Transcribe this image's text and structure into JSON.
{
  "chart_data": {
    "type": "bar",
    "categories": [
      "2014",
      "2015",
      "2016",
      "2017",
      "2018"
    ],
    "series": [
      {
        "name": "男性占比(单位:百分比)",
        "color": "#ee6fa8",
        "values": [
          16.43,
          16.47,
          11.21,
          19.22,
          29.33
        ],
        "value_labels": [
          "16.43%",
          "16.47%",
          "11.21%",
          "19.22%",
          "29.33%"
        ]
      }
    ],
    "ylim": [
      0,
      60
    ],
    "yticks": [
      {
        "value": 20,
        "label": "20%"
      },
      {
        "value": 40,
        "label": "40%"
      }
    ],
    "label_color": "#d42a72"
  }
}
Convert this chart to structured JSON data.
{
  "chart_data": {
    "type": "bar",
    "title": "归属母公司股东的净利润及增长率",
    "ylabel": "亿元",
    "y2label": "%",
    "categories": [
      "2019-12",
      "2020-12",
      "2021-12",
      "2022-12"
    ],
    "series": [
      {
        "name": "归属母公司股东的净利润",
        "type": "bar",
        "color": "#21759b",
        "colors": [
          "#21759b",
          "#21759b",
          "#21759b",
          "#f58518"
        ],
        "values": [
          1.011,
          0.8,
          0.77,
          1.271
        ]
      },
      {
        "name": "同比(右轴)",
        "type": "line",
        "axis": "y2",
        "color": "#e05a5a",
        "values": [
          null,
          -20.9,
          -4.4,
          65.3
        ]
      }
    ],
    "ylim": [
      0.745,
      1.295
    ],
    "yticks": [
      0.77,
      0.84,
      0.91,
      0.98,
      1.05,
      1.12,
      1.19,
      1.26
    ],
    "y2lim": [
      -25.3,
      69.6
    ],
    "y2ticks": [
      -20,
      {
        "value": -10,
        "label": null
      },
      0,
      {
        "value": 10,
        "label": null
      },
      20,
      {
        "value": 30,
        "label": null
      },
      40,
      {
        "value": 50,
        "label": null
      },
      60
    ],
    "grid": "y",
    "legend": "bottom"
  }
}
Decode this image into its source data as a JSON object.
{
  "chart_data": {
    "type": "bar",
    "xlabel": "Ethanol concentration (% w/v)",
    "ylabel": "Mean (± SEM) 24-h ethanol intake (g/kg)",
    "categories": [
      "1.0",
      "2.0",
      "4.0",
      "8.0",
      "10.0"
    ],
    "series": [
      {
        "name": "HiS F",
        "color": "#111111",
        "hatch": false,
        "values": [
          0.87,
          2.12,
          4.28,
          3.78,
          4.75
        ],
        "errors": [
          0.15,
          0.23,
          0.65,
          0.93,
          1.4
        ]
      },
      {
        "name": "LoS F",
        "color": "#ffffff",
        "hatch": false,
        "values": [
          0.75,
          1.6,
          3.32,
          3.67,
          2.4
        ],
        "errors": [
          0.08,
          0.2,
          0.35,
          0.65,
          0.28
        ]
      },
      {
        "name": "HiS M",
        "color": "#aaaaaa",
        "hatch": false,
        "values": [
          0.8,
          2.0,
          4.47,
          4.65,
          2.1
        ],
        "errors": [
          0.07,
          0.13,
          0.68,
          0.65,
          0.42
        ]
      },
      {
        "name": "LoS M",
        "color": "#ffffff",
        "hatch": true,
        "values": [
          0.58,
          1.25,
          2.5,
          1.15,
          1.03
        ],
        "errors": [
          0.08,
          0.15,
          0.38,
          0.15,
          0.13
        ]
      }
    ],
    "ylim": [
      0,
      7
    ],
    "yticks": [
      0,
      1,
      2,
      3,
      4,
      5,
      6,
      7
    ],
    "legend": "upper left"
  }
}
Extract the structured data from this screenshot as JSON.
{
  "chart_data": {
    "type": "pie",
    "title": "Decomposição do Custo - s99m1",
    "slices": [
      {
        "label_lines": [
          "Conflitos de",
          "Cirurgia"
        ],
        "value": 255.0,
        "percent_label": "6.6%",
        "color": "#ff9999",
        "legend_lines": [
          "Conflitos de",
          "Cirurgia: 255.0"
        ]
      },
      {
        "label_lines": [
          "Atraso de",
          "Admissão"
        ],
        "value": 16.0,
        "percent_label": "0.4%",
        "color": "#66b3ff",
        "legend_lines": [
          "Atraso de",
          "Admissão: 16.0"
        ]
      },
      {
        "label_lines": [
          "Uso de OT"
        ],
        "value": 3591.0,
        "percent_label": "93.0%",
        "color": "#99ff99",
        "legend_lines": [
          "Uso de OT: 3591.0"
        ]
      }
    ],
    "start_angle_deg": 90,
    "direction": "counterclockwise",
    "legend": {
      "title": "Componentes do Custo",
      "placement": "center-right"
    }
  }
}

^^^^^^^^^^^^^^^^

--- Set task ---
Set down each entry again, unchanged.

--- Output of the exercise ---
Transcribe this image's text and structure into JSON.
{
  "chart_data": {
    "type": "bar",
    "categories": [
      "2014",
      "2015",
      "2016",
      "2017",
      "2018"
    ],
    "series": [
      {
        "name": "男性占比(单位:百分比)",
        "color": "#ee6fa8",
        "values": [
          16.43,
          16.47,
          11.21,
          19.22,
          29.33
        ],
        "value_labels": [
          "16.43%",
          "16.47%",
          "11.21%",
          "19.22%",
          "29.33%"
        ]
      }
    ],
    "ylim": [
      0,
      60
    ],
    "yticks": [
      {
        "value": 20,
        "label": "20%"
      },
      {
        "value": 40,
        "label": "40%"
      }
    ],
    "label_color": "#d42a72"
  }
}
Convert this chart to structured JSON data.
{
  "chart_data": {
    "type": "bar",
    "title": "归属母公司股东的净利润及增长率",
    "ylabel": "亿元",
    "y2label": "%",
    "categories": [
      "2019-12",
      "2020-12",
      "2021-12",
      "2022-12"
    ],
    "series": [
      {
        "name": "归属母公司股东的净利润",
        "type": "bar",
        "color": "#21759b",
        "colors": [
          "#21759b",
          "#21759b",
          "#21759b",
          "#f58518"
        ],
        "values": [
          1.011,
          0.8,
          0.77,
          1.271
        ]
      },
      {
        "name": "同比(右轴)",
        "type": "line",
        "axis": "y2",
        "color": "#e05a5a",
        "values": [
          null,
          -20.9,
          -4.4,
          65.3
        ]
      }
    ],
    "ylim": [
      0.745,
      1.295
    ],
    "yticks": [
      0.77,
      0.84,
      0.91,
      0.98,
      1.05,
      1.12,
      1.19,
      1.26
    ],
    "y2lim": [
      -25.3,
      69.6
    ],
    "y2ticks": [
      -20,
      {
        "value": -10,
        "label": null
      },
      0,
      {
        "value": 10,
        "label": null
      },
      20,
      {
        "value": 30,
        "label": null
      },
      40,
      {
        "value": 50,
        "label": null
      },
      60
    ],
    "grid": "y",
    "legend": "bottom"
  }
}
Decode this image into its source data as a JSON object.
{
  "chart_data": {
    "type": "bar",
    "xlabel": "Ethanol concentration (% w/v)",
    "ylabel": "Mean (± SEM) 24-h ethanol intake (g/kg)",
    "categories": [
      "1.0",
      "2.0",
      "4.0",
      "8.0",
      "10.0"
    ],
    "series": [
      {
        "name": "HiS F",
        "color": "#111111",
        "hatch": false,
        "values": [
          0.87,
          2.12,
          4.28,
          3.78,
          4.75
        ],
        "errors": [
          0.15,
          0.23,
          0.65,
          0.93,
          1.4
        ]
      },
      {
        "name": "LoS F",
        "color": "#ffffff",
        "hatch": false,
        "values": [
          0.75,
          1.6,
          3.32,
          3.67,
          2.4
        ],
        "errors": [
          0.08,
          0.2,
          0.35,
          0.65,
          0.28
        ]
      },
      {
        "name": "HiS M",
        "color": "#aaaaaa",
        "hatch": false,
        "values": [
          0.8,
          2.0,
          4.47,
          4.65,
          2.1
        ],
        "errors": [
          0.07,
          0.13,
          0.68,
          0.65,
          0.42
        ]
      },
      {
        "name": "LoS M",
        "color": "#ffffff",
        "hatch": true,
        "values": [
          0.58,
          1.25,
          2.5,
          1.15,
          1.03
        ],
        "errors": [
          0.08,
          0.15,
          0.38,
          0.15,
          0.13
        ]
      }
    ],
    "ylim": [
      0,
      7
    ],
    "yticks": [
      0,
      1,
      2,
      3,
      4,
      5,
      6,
      7
    ],
    "legend": "upper left"
  }
}
Extract the structured data from this screenshot as JSON.
{
  "chart_data": {
    "type": "pie",
    "title": "Decomposição do Custo - s99m1",
    "slices": [
      {
        "label_lines": [
          "Conflitos de",
          "Cirurgia"
        ],
        "value": 255.0,
        "percent_label": "6.6%",
        "color": "#ff9999",
        "legend_lines": [
          "Conflitos de",
          "Cirurgia: 255.0"
        ]
      },
      {
        "label_lines": [
          "Atraso de",
          "Admissão"
        ],
        "value": 16.0,
        "percent_label": "0.4%",
        "color": "#66b3ff",
        "legend_lines": [
          "Atraso de",
          "Admissão: 16.0"
        ]
      },
      {
        "label_lines": [
          "Uso de OT"
        ],
        "value": 3591.0,
        "percent_label": "93.0%",
        "color": "#99ff99",
        "legend_lines": [
          "Uso de OT: 3591.0"
        ]
      }
    ],
    "start_angle_deg": 90,
    "direction": "counterclockwise",
    "legend": {
      "title": "Componentes do Custo",
      "placement": "center-right"
    }
  }
}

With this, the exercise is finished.